| The problem |
Check each line of the listing below for the string "longdash", and copy the ones that have it.

| Records for this exercise |
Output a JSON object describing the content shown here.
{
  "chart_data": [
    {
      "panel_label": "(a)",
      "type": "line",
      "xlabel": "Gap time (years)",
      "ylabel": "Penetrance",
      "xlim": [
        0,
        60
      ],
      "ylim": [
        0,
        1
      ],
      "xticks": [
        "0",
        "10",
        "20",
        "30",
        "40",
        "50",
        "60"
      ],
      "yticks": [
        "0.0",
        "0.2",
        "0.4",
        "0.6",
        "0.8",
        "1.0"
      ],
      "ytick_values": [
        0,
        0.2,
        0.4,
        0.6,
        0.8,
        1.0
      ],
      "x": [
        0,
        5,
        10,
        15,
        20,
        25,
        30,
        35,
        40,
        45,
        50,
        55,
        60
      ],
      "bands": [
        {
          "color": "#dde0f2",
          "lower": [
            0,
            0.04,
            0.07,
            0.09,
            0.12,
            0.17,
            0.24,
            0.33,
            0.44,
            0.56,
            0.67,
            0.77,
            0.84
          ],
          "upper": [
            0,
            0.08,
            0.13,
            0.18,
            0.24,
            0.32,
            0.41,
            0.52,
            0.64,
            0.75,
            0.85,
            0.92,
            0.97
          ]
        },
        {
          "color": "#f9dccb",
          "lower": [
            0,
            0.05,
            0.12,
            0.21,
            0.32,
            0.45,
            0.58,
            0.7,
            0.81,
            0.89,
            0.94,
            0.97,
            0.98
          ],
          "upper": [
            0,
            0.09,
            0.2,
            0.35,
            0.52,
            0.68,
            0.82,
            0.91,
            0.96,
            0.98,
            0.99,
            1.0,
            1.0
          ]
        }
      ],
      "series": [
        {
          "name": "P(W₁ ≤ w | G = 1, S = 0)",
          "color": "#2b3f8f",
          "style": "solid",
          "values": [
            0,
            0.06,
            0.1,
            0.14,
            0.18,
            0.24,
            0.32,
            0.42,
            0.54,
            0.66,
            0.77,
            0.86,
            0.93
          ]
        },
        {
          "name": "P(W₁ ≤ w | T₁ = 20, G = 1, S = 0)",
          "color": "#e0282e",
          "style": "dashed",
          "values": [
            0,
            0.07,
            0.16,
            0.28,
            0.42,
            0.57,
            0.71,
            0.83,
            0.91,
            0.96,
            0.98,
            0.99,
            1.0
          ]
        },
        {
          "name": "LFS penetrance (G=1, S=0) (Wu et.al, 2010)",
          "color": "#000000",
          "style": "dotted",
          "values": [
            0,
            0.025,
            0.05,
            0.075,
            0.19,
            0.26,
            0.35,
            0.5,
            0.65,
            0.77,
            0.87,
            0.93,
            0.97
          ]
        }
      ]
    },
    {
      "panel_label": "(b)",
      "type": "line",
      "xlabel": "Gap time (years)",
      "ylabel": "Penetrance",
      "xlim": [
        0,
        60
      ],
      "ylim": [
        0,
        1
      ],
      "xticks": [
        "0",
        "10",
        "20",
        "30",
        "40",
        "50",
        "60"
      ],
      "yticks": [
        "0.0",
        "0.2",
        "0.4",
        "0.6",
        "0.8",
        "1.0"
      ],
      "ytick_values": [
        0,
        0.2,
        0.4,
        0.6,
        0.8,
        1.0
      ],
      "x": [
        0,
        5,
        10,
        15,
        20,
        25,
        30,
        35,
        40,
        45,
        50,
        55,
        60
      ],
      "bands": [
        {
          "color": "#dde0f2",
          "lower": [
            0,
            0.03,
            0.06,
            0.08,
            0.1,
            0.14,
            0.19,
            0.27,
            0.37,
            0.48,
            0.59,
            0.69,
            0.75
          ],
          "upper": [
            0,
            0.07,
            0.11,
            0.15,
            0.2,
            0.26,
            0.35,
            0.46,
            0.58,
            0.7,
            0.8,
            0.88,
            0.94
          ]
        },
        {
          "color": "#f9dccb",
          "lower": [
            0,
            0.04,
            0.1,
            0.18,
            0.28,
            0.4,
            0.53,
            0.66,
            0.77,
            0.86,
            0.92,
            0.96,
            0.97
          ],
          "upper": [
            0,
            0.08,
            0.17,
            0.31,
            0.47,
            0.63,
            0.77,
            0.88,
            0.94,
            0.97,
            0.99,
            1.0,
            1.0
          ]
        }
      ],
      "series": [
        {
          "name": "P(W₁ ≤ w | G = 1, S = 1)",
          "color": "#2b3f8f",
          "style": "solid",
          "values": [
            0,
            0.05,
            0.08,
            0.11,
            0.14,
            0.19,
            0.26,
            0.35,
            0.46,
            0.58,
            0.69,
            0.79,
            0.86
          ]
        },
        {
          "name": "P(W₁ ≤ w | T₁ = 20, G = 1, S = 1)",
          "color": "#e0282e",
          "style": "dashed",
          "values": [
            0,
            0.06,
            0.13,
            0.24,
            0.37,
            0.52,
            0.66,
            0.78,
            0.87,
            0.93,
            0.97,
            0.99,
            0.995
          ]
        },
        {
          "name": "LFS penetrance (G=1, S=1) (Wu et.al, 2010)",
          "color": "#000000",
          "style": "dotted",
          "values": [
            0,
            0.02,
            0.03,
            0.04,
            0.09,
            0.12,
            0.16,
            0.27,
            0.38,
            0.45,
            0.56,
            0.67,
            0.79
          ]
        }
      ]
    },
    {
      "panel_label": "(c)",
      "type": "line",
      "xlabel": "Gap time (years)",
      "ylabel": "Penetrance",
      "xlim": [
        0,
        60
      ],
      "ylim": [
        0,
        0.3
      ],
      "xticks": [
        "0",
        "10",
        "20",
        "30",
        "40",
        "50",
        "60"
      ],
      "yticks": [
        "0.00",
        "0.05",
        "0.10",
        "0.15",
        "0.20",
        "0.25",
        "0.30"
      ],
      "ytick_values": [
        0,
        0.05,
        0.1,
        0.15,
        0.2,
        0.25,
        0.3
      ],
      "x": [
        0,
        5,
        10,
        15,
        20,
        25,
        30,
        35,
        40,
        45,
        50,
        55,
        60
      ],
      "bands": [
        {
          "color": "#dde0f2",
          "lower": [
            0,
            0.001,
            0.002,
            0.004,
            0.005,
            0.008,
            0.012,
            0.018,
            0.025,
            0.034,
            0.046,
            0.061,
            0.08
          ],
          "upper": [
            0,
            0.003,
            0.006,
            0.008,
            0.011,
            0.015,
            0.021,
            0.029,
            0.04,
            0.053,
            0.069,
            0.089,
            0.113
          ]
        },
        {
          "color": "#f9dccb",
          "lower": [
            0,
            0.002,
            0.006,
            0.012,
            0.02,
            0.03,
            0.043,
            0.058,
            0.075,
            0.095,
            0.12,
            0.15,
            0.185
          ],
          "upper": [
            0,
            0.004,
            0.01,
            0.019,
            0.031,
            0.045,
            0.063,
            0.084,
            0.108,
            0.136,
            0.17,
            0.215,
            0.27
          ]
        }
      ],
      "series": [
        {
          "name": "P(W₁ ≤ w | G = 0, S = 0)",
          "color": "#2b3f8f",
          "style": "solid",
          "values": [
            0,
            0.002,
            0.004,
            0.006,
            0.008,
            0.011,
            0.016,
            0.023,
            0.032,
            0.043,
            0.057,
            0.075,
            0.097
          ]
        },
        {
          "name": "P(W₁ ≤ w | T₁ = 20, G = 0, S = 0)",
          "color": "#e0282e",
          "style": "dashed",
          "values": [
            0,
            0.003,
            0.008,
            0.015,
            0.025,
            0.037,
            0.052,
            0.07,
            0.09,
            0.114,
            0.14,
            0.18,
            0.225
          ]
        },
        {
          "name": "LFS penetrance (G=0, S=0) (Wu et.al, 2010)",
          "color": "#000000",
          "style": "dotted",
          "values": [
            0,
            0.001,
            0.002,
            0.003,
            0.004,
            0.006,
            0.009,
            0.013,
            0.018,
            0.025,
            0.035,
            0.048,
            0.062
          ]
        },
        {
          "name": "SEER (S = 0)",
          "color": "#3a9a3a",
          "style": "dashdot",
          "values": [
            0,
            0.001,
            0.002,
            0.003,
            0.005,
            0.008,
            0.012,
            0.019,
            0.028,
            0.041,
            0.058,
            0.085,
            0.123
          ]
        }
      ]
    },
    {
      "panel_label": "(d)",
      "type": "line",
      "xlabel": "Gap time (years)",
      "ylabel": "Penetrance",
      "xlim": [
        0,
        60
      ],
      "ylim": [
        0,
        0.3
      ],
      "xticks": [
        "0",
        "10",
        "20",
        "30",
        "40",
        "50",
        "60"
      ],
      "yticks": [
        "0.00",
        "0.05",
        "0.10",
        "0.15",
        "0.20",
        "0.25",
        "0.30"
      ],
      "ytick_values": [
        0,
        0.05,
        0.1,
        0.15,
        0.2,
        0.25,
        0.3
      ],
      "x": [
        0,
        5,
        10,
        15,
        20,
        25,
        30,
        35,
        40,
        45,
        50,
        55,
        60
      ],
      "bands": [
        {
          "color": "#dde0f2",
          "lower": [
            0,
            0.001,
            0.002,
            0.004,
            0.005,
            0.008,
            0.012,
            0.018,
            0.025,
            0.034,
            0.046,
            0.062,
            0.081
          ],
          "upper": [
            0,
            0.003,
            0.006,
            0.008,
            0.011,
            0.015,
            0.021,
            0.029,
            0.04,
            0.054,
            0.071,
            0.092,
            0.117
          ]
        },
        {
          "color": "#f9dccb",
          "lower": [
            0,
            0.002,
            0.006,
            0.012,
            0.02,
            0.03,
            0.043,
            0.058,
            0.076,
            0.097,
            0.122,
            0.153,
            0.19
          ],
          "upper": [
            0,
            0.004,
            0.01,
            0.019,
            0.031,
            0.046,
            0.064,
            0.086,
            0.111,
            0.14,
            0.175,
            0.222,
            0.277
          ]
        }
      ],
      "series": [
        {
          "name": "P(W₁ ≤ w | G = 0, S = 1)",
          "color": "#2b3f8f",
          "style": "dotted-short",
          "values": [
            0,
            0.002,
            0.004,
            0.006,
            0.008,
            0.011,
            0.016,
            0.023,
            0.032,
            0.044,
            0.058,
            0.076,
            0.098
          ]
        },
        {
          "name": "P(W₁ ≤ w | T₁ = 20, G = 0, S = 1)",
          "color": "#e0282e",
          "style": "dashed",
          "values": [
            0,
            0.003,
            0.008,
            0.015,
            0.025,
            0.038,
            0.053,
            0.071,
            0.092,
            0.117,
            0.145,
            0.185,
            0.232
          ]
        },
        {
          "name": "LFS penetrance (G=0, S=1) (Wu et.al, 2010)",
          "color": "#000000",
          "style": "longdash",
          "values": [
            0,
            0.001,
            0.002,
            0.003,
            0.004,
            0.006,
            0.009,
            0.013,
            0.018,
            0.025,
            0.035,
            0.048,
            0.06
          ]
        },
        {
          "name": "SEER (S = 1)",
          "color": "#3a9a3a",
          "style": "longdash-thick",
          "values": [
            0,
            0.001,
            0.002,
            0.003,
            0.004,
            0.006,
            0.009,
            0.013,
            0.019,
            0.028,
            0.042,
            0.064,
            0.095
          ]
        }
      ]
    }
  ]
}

| Reply to the exercise |
          "style": "longdash",
          "style": "longdash-thick",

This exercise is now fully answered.